• Given task:
Rewrite the entry below as a numbered list with one line per item, skipping blank lines. Leave out the picture.

• Records provided:
○ ○ ○ ○ ○ ○ ○

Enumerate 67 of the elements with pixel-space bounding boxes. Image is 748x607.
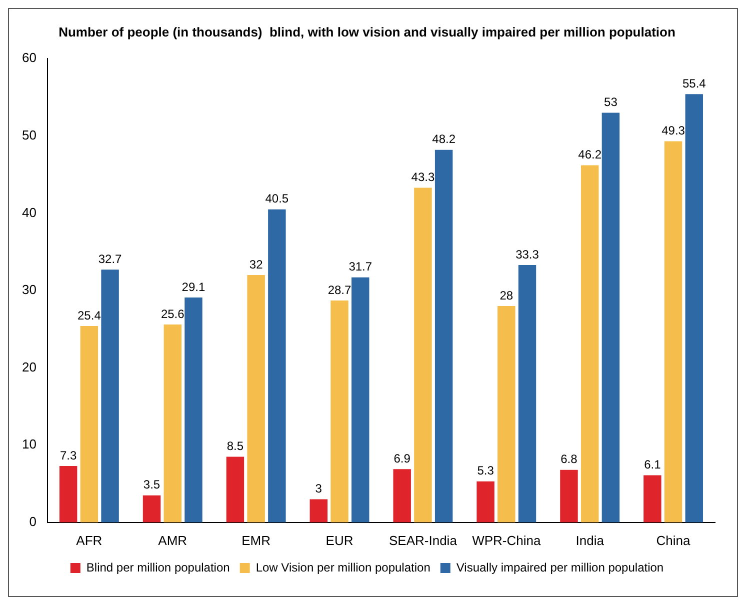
y-tick-label: 10 <box>22 436 36 452</box>
y-tick-label: 40 <box>22 204 36 220</box>
data-label: 55.4 <box>682 76 706 90</box>
bar <box>560 470 578 522</box>
chart-title: Number of people (in thousands) blind, with low vision and visually impaired per million population <box>58 24 676 40</box>
x-tick-label: India <box>576 532 605 548</box>
y-tick-label: 0 <box>29 514 36 529</box>
x-tick-label: WPR-China <box>472 532 542 548</box>
bar <box>434 150 453 522</box>
data-label: 53 <box>604 95 618 110</box>
data-label: 28.7 <box>328 282 352 297</box>
bar <box>310 499 328 522</box>
bar <box>101 270 119 522</box>
bar <box>80 326 98 522</box>
y-tick-label: 50 <box>22 127 36 142</box>
data-label: 32 <box>249 257 264 272</box>
data-label: 40.5 <box>265 192 289 206</box>
x-tick-label: EMR <box>242 532 271 548</box>
data-label: 5.3 <box>477 464 494 478</box>
x-tick-label: AMR <box>158 532 188 548</box>
bar <box>414 188 432 522</box>
data-label: 32.7 <box>98 252 122 266</box>
data-label: 6.1 <box>644 458 662 472</box>
bar <box>580 165 599 522</box>
data-label: 33.3 <box>516 247 540 262</box>
data-label: 6.9 <box>394 451 411 466</box>
bar <box>184 297 202 522</box>
legend-label: Blind per million population <box>86 560 230 574</box>
legend-label: Low Vision per million population <box>256 560 430 574</box>
bar <box>352 277 370 522</box>
data-label: 29.1 <box>182 280 206 294</box>
bar <box>247 275 265 522</box>
x-tick-label: China <box>656 532 692 548</box>
data-label: 28 <box>500 288 514 302</box>
data-label: 43.3 <box>411 170 435 184</box>
data-label: 3 <box>315 482 322 496</box>
bar <box>602 112 620 522</box>
x-tick-label: EUR <box>326 532 354 548</box>
bar <box>644 475 662 522</box>
data-label: 3.5 <box>143 478 160 492</box>
y-tick-label: 30 <box>22 282 36 298</box>
data-label: 6.8 <box>560 452 578 466</box>
bar <box>393 469 411 522</box>
x-tick-label: AFR <box>76 532 102 548</box>
bar <box>330 300 348 522</box>
x-tick-label: SEAR-India <box>388 532 458 548</box>
data-label: 25.6 <box>160 306 185 321</box>
data-label: 25.4 <box>78 308 102 322</box>
data-label: 7.3 <box>60 448 77 462</box>
data-label: 8.5 <box>226 439 244 454</box>
bar <box>268 209 286 522</box>
bar <box>476 481 494 522</box>
y-tick-label: 60 <box>22 50 36 66</box>
legend-label: Visually impaired per million population <box>456 560 664 574</box>
data-label: 49.3 <box>662 124 686 138</box>
bar <box>685 94 704 522</box>
data-label: 48.2 <box>432 132 456 146</box>
bar <box>142 495 161 522</box>
bar <box>498 306 516 522</box>
data-label: 31.7 <box>348 260 372 274</box>
y-tick-label: 20 <box>22 359 36 374</box>
data-label: 46.2 <box>578 148 602 162</box>
bar <box>518 264 536 522</box>
bar <box>59 466 78 522</box>
bar <box>164 324 182 522</box>
bar <box>664 141 682 522</box>
bar <box>226 456 244 522</box>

○ ○ ○ ○ ○ ○ ○

• Task solution:
1. Enumerate 67 of the elements with pixel-space bounding boxes. Image is 748x607.
2. y-tick-label: 10 <box>22 436 36 452</box>
3. y-tick-label: 40 <box>22 204 36 220</box>
4. data-label: 55.4 <box>682 76 706 90</box>
5. bar <box>560 470 578 522</box>
6. chart-title: Number of people (in thousands) blind, with low vision and visually impaired per million population <box>58 24 676 40</box>
7. x-tick-label: India <box>576 532 605 548</box>
8. y-tick-label: 0 <box>29 514 36 529</box>
9. x-tick-label: WPR-China <box>472 532 542 548</box>
10. bar <box>434 150 453 522</box>
11. data-label: 53 <box>604 95 618 110</box>
12. data-label: 28.7 <box>328 282 352 297</box>
13. bar <box>310 499 328 522</box>
14. bar <box>101 270 119 522</box>
15. bar <box>80 326 98 522</box>
16. y-tick-label: 50 <box>22 127 36 142</box>
17. data-label: 32 <box>249 257 264 272</box>
18. data-label: 40.5 <box>265 192 289 206</box>
19. x-tick-label: EMR <box>242 532 271 548</box>
20. data-label: 5.3 <box>477 464 494 478</box>
21. x-tick-label: AMR <box>158 532 188 548</box>
22. bar <box>414 188 432 522</box>
23. data-label: 32.7 <box>98 252 122 266</box>
24. data-label: 6.1 <box>644 458 662 472</box>
25. bar <box>580 165 599 522</box>
26. data-label: 33.3 <box>516 247 540 262</box>
27. data-label: 6.9 <box>394 451 411 466</box>
28. bar <box>184 297 202 522</box>
29. legend-label: Blind per million population <box>86 560 230 574</box>
30. legend-label: Low Vision per million population <box>256 560 430 574</box>
31. bar <box>352 277 370 522</box>
32. data-label: 29.1 <box>182 280 206 294</box>
33. bar <box>247 275 265 522</box>
34. x-tick-label: China <box>656 532 692 548</box>
35. data-label: 28 <box>500 288 514 302</box>
36. data-label: 43.3 <box>411 170 435 184</box>
37. data-label: 3 <box>315 482 322 496</box>
38. bar <box>602 112 620 522</box>
39. x-tick-label: EUR <box>326 532 354 548</box>
40. bar <box>644 475 662 522</box>
41. data-label: 3.5 <box>143 478 160 492</box>
42. y-tick-label: 30 <box>22 282 36 298</box>
43. data-label: 6.8 <box>560 452 578 466</box>
44. bar <box>393 469 411 522</box>
45. x-tick-label: AFR <box>76 532 102 548</box>
46. bar <box>330 300 348 522</box>
47. x-tick-label: SEAR-India <box>388 532 458 548</box>
48. data-label: 25.6 <box>160 306 185 321</box>
49. data-label: 25.4 <box>78 308 102 322</box>
50. data-label: 7.3 <box>60 448 77 462</box>
51. data-label: 8.5 <box>226 439 244 454</box>
52. bar <box>268 209 286 522</box>
53. bar <box>476 481 494 522</box>
54. y-tick-label: 60 <box>22 50 36 66</box>
55. legend-label: Visually impaired per million population <box>456 560 664 574</box>
56. data-label: 49.3 <box>662 124 686 138</box>
57. bar <box>685 94 704 522</box>
58. data-label: 48.2 <box>432 132 456 146</box>
59. bar <box>142 495 161 522</box>
60. bar <box>498 306 516 522</box>
61. data-label: 31.7 <box>348 260 372 274</box>
62. y-tick-label: 20 <box>22 359 36 374</box>
63. data-label: 46.2 <box>578 148 602 162</box>
64. bar <box>518 264 536 522</box>
65. bar <box>59 466 78 522</box>
66. bar <box>164 324 182 522</box>
67. bar <box>664 141 682 522</box>
68. bar <box>226 456 244 522</box>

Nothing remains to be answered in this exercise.